Work to do: Gather all lines from the material that contain the word "prowadzący".

Extracted data:
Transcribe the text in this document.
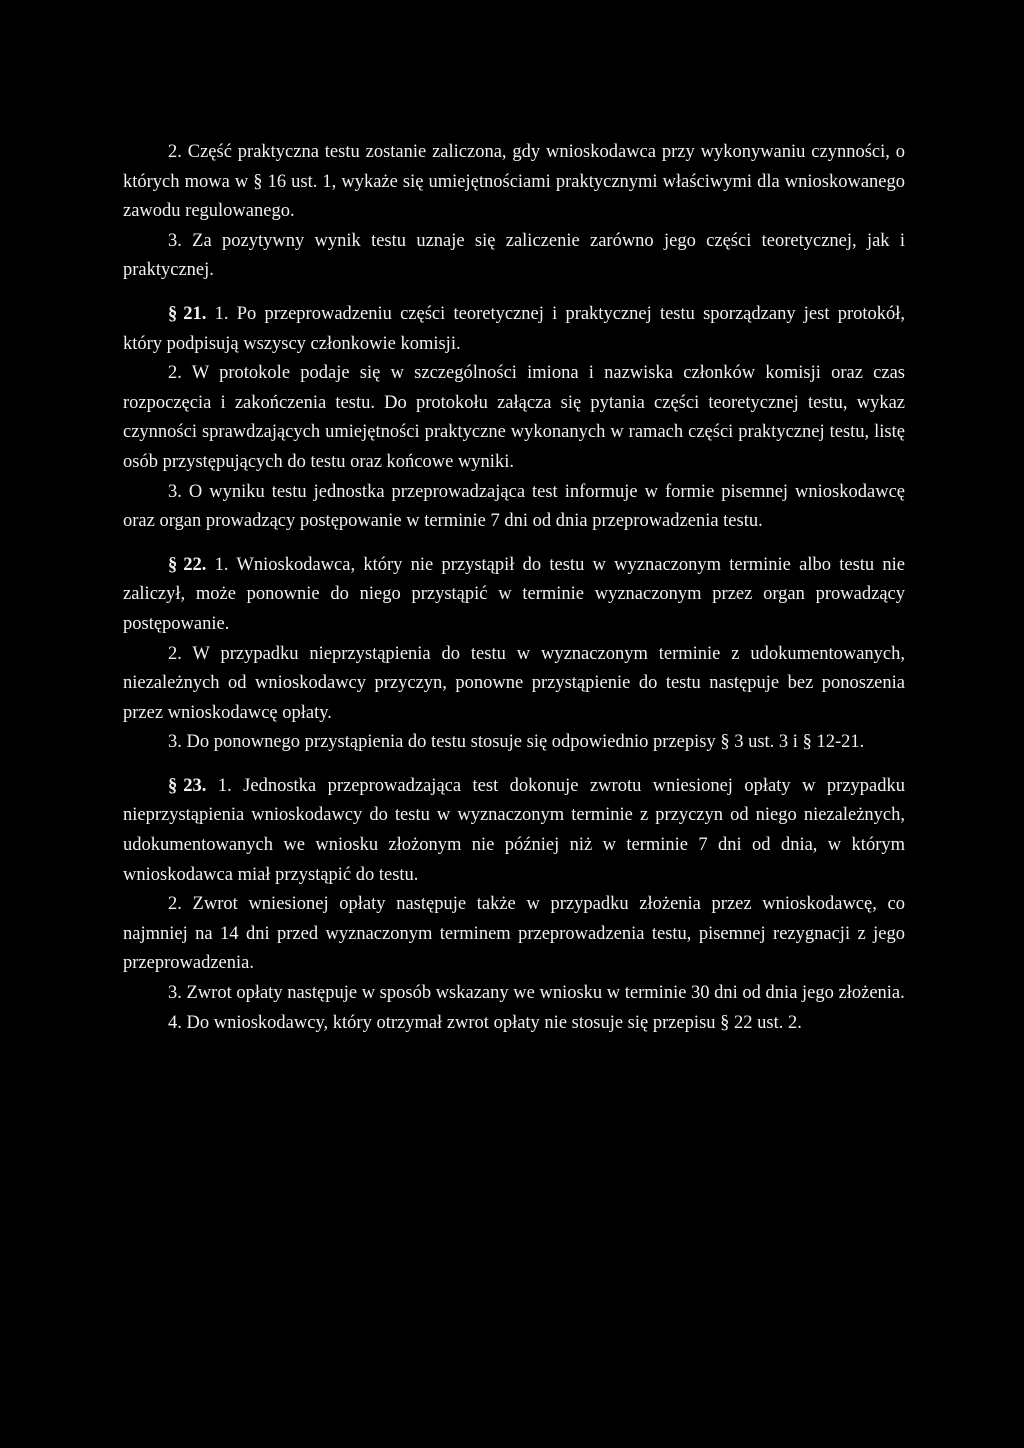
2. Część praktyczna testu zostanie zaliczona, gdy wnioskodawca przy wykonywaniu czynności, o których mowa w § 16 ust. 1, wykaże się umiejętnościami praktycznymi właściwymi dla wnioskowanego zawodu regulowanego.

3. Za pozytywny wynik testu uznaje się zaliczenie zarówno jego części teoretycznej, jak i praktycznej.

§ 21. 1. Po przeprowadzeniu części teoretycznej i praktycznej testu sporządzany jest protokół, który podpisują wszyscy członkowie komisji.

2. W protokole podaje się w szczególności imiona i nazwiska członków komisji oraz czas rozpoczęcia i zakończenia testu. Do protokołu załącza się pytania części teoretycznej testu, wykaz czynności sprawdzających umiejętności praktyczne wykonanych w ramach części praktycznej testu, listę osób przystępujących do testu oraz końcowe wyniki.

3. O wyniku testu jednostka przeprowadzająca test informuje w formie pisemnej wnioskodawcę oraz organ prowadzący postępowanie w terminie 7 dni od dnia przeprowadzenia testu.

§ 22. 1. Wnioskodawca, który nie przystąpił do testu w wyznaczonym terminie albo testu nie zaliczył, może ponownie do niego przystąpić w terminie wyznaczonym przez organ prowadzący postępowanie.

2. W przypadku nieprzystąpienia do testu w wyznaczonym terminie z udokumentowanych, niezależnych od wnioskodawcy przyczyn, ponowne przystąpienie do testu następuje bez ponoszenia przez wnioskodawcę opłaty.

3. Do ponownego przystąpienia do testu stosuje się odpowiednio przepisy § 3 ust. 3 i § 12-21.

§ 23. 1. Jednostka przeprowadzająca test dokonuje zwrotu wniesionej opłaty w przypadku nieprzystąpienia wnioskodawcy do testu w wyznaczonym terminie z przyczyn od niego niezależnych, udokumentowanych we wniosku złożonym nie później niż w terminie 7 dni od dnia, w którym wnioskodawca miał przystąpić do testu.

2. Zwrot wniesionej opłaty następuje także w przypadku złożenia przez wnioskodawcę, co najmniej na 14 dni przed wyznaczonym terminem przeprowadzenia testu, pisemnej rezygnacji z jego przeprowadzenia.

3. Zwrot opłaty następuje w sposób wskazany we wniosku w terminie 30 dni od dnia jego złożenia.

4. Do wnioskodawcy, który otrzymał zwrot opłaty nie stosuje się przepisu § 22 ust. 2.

Solution to the exercise:
3. O wyniku testu jednostka przeprowadzająca test informuje w formie pisemnej wnioskodawcę oraz organ prowadzący postępowanie w terminie 7 dni od dnia przeprowadzenia testu.
§ 22. 1. Wnioskodawca, który nie przystąpił do testu w wyznaczonym terminie albo testu nie zaliczył, może ponownie do niego przystąpić w terminie wyznaczonym przez organ prowadzący postępowanie.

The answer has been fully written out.